Reproduce each line exactly.

> Information shown
--------------------------------------------------

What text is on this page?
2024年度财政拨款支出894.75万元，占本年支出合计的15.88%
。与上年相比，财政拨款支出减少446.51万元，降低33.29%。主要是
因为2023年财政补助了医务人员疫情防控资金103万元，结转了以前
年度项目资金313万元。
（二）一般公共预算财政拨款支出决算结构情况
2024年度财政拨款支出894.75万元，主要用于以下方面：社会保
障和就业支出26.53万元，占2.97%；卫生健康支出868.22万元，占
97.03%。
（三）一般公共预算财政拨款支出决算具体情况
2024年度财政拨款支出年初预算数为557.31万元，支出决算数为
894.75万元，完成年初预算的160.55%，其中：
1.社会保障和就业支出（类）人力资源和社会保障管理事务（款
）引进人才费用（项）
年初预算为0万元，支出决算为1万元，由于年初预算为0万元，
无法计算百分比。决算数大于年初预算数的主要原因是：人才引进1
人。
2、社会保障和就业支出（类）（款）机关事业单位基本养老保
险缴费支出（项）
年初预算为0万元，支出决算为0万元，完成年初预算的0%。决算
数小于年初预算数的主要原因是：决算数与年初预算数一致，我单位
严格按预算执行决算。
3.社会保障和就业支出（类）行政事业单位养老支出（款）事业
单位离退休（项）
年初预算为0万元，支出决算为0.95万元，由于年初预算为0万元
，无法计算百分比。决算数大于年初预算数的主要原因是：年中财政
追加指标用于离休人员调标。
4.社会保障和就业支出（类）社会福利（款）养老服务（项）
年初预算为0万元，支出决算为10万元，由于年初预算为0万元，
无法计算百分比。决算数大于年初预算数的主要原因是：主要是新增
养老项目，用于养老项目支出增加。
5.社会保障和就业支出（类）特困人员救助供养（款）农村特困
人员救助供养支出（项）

--------------------------------------------------

> Exercise result
What text is on this page?
2024年度财政拨款支出894.75万元，占本年支出合计的15.88%
。与上年相比，财政拨款支出减少446.51万元，降低33.29%。主要是
因为2023年财政补助了医务人员疫情防控资金103万元，结转了以前
年度项目资金313万元。
（二）一般公共预算财政拨款支出决算结构情况
2024年度财政拨款支出894.75万元，主要用于以下方面：社会保
障和就业支出26.53万元，占2.97%；卫生健康支出868.22万元，占
97.03%。
（三）一般公共预算财政拨款支出决算具体情况
2024年度财政拨款支出年初预算数为557.31万元，支出决算数为
894.75万元，完成年初预算的160.55%，其中：
1.社会保障和就业支出（类）人力资源和社会保障管理事务（款
）引进人才费用（项）
年初预算为0万元，支出决算为1万元，由于年初预算为0万元，
无法计算百分比。决算数大于年初预算数的主要原因是：人才引进1
人。
2、社会保障和就业支出（类）（款）机关事业单位基本养老保
险缴费支出（项）
年初预算为0万元，支出决算为0万元，完成年初预算的0%。决算
数小于年初预算数的主要原因是：决算数与年初预算数一致，我单位
严格按预算执行决算。
3.社会保障和就业支出（类）行政事业单位养老支出（款）事业
单位离退休（项）
年初预算为0万元，支出决算为0.95万元，由于年初预算为0万元
，无法计算百分比。决算数大于年初预算数的主要原因是：年中财政
追加指标用于离休人员调标。
4.社会保障和就业支出（类）社会福利（款）养老服务（项）
年初预算为0万元，支出决算为10万元，由于年初预算为0万元，
无法计算百分比。决算数大于年初预算数的主要原因是：主要是新增
养老项目，用于养老项目支出增加。
5.社会保障和就业支出（类）特困人员救助供养（款）农村特困
人员救助供养支出（项）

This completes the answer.